Description of the task - Write the entries out again exactly as they stand, but without the pictures.

Material -
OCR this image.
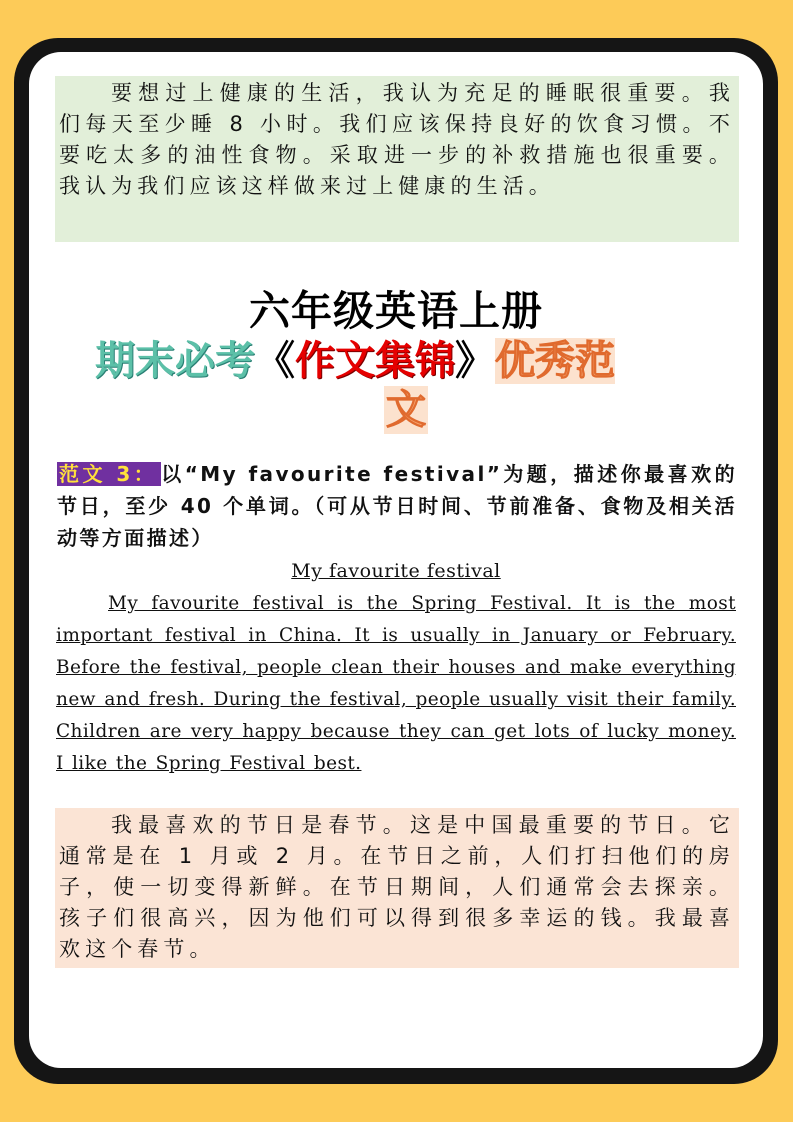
要想过上健康的生活，我认为充足的睡眠很重要。我们每天至少睡 8 小时。我们应该保持良好的饮食习惯。不要吃太多的油性食物。采取进一步的补救措施也很重要。我认为我们应该这样做来过上健康的生活。
六年级英语上册
期末必考《作文集锦》优秀范
文
范文 3： 以“My favourite festival”为题，描述你最喜欢的节日，至少 40 个单词。（可从节日时间、节前准备、食物及相关活动等方面描述）
My favourite festival
My favourite festival is the Spring Festival. It is the most important festival in China. It is usually in January or February. Before the festival, people clean their houses and make everything new and fresh. During the festival, people usually visit their family. Children are very happy because they can get lots of lucky money. I like the Spring Festival best.
我最喜欢的节日是春节。这是中国最重要的节日。它通常是在 1 月或 2 月。在节日之前，人们打扫他们的房子，使一切变得新鲜。在节日期间，人们通常会去探亲。孩子们很高兴，因为他们可以得到很多幸运的钱。我最喜欢这个春节。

The reply -
OCR this image.
要想过上健康的生活，我认为充足的睡眠很重要。我们每天至少睡 8 小时。我们应该保持良好的饮食习惯。不要吃太多的油性食物。采取进一步的补救措施也很重要。我认为我们应该这样做来过上健康的生活。
六年级英语上册
期末必考《作文集锦》优秀范
文
范文 3： 以“My favourite festival”为题，描述你最喜欢的节日，至少 40 个单词。（可从节日时间、节前准备、食物及相关活动等方面描述）
My favourite festival
My favourite festival is the Spring Festival. It is the most important festival in China. It is usually in January or February. Before the festival, people clean their houses and make everything new and fresh. During the festival, people usually visit their family. Children are very happy because they can get lots of lucky money. I like the Spring Festival best.
我最喜欢的节日是春节。这是中国最重要的节日。它通常是在 1 月或 2 月。在节日之前，人们打扫他们的房子，使一切变得新鲜。在节日期间，人们通常会去探亲。孩子们很高兴，因为他们可以得到很多幸运的钱。我最喜欢这个春节。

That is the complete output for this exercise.